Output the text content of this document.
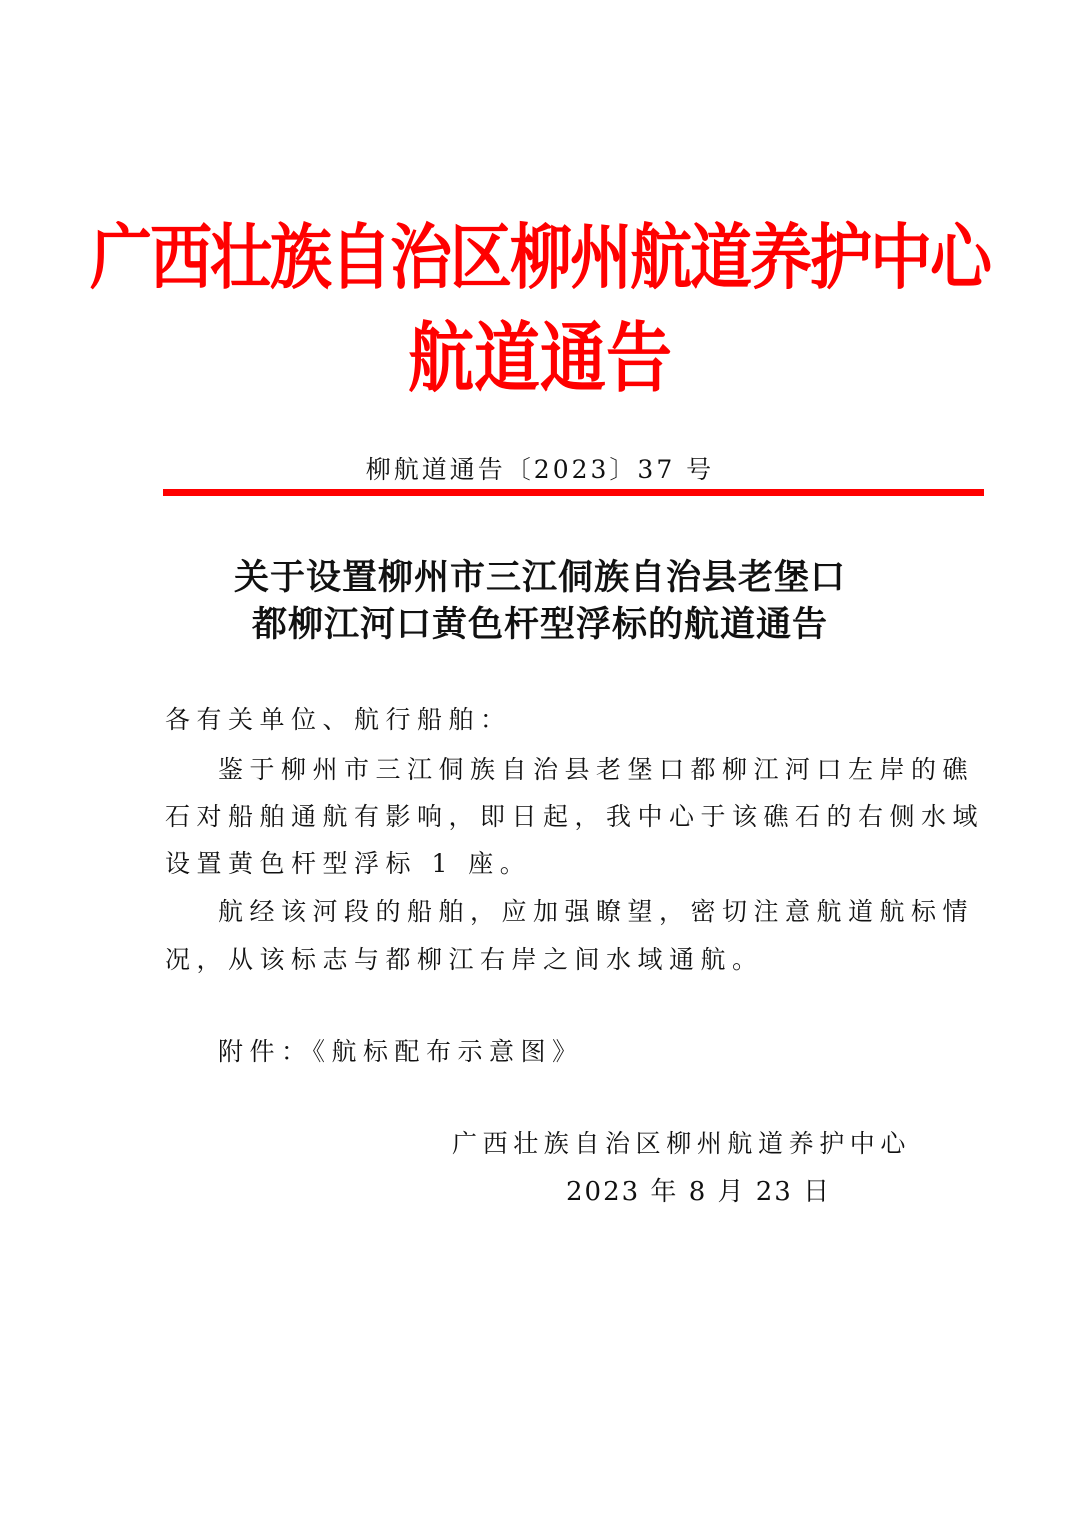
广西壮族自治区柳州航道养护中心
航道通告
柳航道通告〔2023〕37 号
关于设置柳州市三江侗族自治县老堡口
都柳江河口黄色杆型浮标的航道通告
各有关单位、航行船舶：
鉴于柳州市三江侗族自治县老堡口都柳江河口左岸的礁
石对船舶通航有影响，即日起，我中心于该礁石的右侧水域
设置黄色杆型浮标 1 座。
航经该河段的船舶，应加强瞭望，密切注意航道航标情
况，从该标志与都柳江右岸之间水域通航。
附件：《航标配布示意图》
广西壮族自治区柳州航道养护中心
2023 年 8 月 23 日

========

Leave out the pictures and print each record exactly as it stands.

Output the text content of this document.
广西壮族自治区柳州航道养护中心
航道通告
柳航道通告〔2023〕37 号
关于设置柳州市三江侗族自治县老堡口
都柳江河口黄色杆型浮标的航道通告
各有关单位、航行船舶：
鉴于柳州市三江侗族自治县老堡口都柳江河口左岸的礁
石对船舶通航有影响，即日起，我中心于该礁石的右侧水域
设置黄色杆型浮标 1 座。
航经该河段的船舶，应加强瞭望，密切注意航道航标情
况，从该标志与都柳江右岸之间水域通航。
附件：《航标配布示意图》
广西壮族自治区柳州航道养护中心
2023 年 8 月 23 日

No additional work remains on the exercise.